**Given records**
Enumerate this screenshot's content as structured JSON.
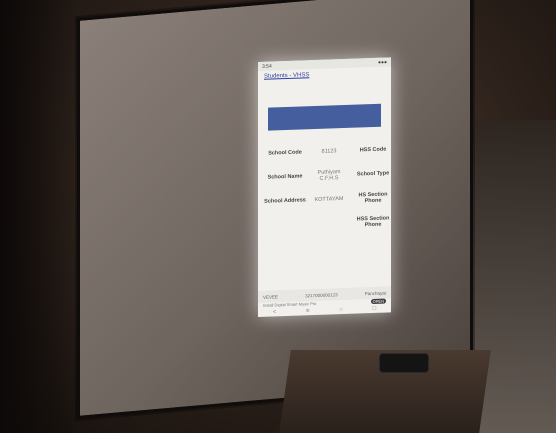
{
  "phone_screen": {
    "status_bar": {
      "left": "3:54",
      "right": "●●●"
    },
    "page_title": "Students - VHSS",
    "table": {
      "rows": [
        {
          "label": "School Code",
          "value": "81123",
          "right_label": "HSS Code"
        },
        {
          "label": "School Name",
          "value": "Puthiyam C.F.H.S",
          "right_label": "School Type"
        },
        {
          "label": "School Address",
          "value": "KOTTAYAM",
          "right_label": "HS Section Phone"
        },
        {
          "label": "",
          "value": "",
          "right_label": "HSS Section Phone"
        }
      ]
    },
    "bottom_row": {
      "left": "VEVEE",
      "center": "3217000000123",
      "right": "Panchayat"
    },
    "ad_bar": {
      "text": "Install Digital Smart Music Pro",
      "button": "OPEN"
    },
    "nav_icons": [
      "back-icon",
      "menu-icon",
      "home-icon",
      "recents-icon"
    ]
  }
}
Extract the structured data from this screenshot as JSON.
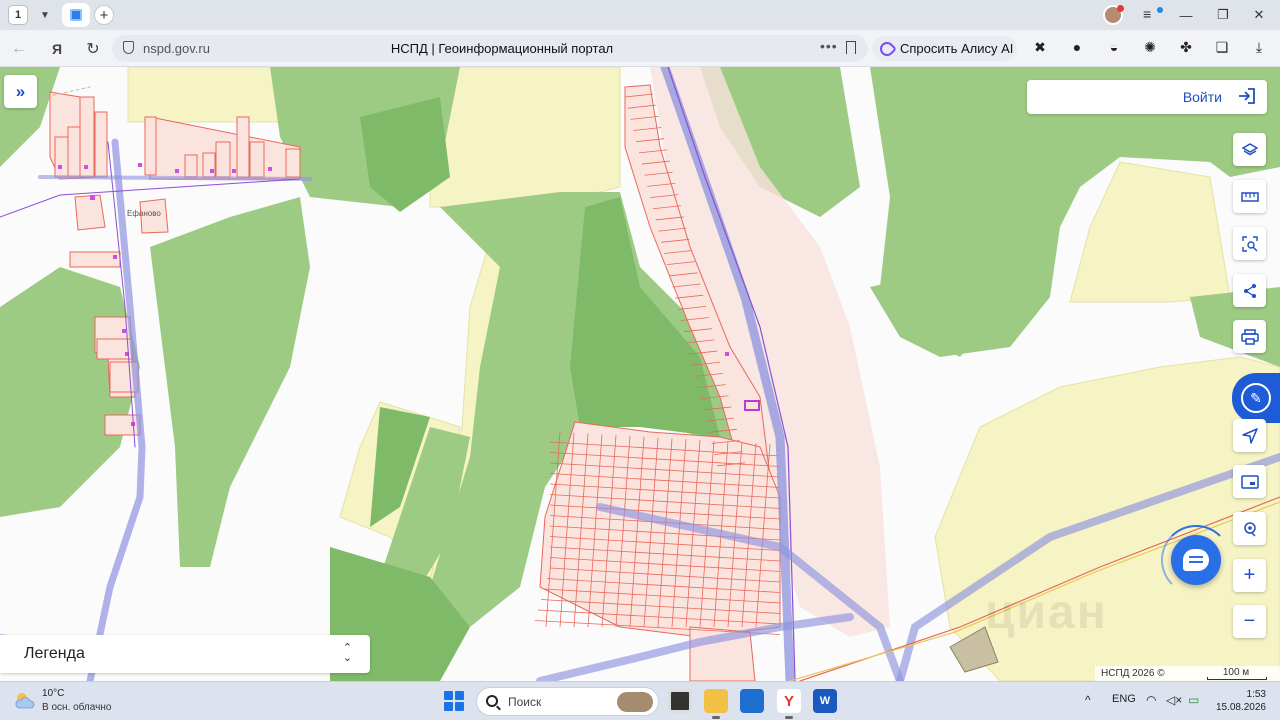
{
  "browser": {
    "tab_count": "1",
    "url": "nspd.gov.ru",
    "page_title": "НСПД | Геоинформационный портал",
    "alisa_label": "Спросить Алису AI"
  },
  "map": {
    "village_label": "Ефаново",
    "login_label": "Войти",
    "legend_label": "Легенда",
    "attribution": "НСПД 2026 ©",
    "scale_label": "100 м",
    "watermark": "циан",
    "colors": {
      "forest": "#9ecb84",
      "forest_dark": "#7fba68",
      "meadow": "#f6f3c4",
      "parcel_fill": "#fbe3de",
      "parcel_line": "#e8685a",
      "road": "#8d93df",
      "accent": "#1e5bd6"
    }
  },
  "taskbar": {
    "weather_temp": "10°C",
    "weather_desc": "В осн. облачно",
    "search_placeholder": "Поиск",
    "language": "ENG",
    "time": "1:53",
    "date": "15.08.2026"
  }
}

**Problem description**
Beginning with the line that holds "Extract the structured", extract every line to the end of the material, exactly as it stands, and drop the pictures.

**Answer to this task**
Extract the structured data from this screenshot as JSON.
{
  "browser": {
    "tab_count": "1",
    "url": "nspd.gov.ru",
    "page_title": "НСПД | Геоинформационный портал",
    "alisa_label": "Спросить Алису AI"
  },
  "map": {
    "village_label": "Ефаново",
    "login_label": "Войти",
    "legend_label": "Легенда",
    "attribution": "НСПД 2026 ©",
    "scale_label": "100 м",
    "watermark": "циан",
    "colors": {
      "forest": "#9ecb84",
      "forest_dark": "#7fba68",
      "meadow": "#f6f3c4",
      "parcel_fill": "#fbe3de",
      "parcel_line": "#e8685a",
      "road": "#8d93df",
      "accent": "#1e5bd6"
    }
  },
  "taskbar": {
    "weather_temp": "10°C",
    "weather_desc": "В осн. облачно",
    "search_placeholder": "Поиск",
    "language": "ENG",
    "time": "1:53",
    "date": "15.08.2026"
  }
}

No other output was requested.